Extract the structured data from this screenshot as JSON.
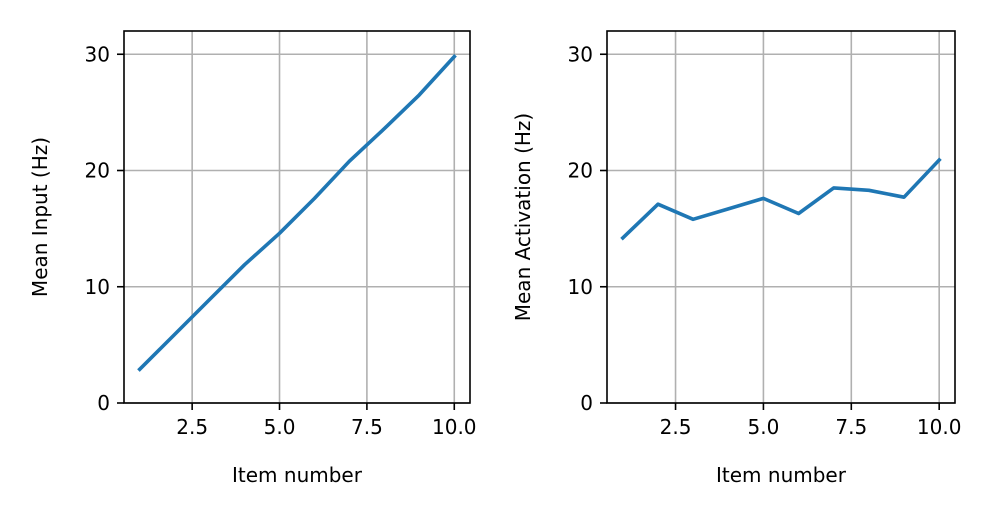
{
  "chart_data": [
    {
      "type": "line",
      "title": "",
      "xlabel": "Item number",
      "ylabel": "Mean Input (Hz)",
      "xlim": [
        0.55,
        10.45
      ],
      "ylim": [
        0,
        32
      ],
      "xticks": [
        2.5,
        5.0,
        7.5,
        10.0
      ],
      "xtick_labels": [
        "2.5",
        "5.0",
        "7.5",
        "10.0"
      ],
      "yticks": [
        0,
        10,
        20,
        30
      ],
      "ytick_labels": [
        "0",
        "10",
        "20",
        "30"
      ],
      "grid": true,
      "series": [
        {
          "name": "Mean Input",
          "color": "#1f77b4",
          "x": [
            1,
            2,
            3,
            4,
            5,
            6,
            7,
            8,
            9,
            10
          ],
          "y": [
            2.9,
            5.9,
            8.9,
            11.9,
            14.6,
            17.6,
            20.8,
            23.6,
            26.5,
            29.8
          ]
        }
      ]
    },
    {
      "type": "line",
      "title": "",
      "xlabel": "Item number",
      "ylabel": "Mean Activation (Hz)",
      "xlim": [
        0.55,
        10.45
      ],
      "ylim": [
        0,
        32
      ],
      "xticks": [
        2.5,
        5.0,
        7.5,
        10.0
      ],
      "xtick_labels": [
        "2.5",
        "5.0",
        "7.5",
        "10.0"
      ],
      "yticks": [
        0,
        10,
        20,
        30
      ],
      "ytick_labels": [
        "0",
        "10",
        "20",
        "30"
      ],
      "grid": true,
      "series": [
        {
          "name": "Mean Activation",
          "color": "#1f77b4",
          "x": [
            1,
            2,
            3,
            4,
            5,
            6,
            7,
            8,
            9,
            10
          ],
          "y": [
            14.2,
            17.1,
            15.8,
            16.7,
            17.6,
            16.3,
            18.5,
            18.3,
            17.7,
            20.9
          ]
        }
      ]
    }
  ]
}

===

_To be done_. Word for word, quote the full listing, omitting every picture.

_Result below_.
Extract the structured data from this screenshot as JSON.
{
  "chart_data": [
    {
      "type": "line",
      "title": "",
      "xlabel": "Item number",
      "ylabel": "Mean Input (Hz)",
      "xlim": [
        0.55,
        10.45
      ],
      "ylim": [
        0,
        32
      ],
      "xticks": [
        2.5,
        5.0,
        7.5,
        10.0
      ],
      "xtick_labels": [
        "2.5",
        "5.0",
        "7.5",
        "10.0"
      ],
      "yticks": [
        0,
        10,
        20,
        30
      ],
      "ytick_labels": [
        "0",
        "10",
        "20",
        "30"
      ],
      "grid": true,
      "series": [
        {
          "name": "Mean Input",
          "color": "#1f77b4",
          "x": [
            1,
            2,
            3,
            4,
            5,
            6,
            7,
            8,
            9,
            10
          ],
          "y": [
            2.9,
            5.9,
            8.9,
            11.9,
            14.6,
            17.6,
            20.8,
            23.6,
            26.5,
            29.8
          ]
        }
      ]
    },
    {
      "type": "line",
      "title": "",
      "xlabel": "Item number",
      "ylabel": "Mean Activation (Hz)",
      "xlim": [
        0.55,
        10.45
      ],
      "ylim": [
        0,
        32
      ],
      "xticks": [
        2.5,
        5.0,
        7.5,
        10.0
      ],
      "xtick_labels": [
        "2.5",
        "5.0",
        "7.5",
        "10.0"
      ],
      "yticks": [
        0,
        10,
        20,
        30
      ],
      "ytick_labels": [
        "0",
        "10",
        "20",
        "30"
      ],
      "grid": true,
      "series": [
        {
          "name": "Mean Activation",
          "color": "#1f77b4",
          "x": [
            1,
            2,
            3,
            4,
            5,
            6,
            7,
            8,
            9,
            10
          ],
          "y": [
            14.2,
            17.1,
            15.8,
            16.7,
            17.6,
            16.3,
            18.5,
            18.3,
            17.7,
            20.9
          ]
        }
      ]
    }
  ]
}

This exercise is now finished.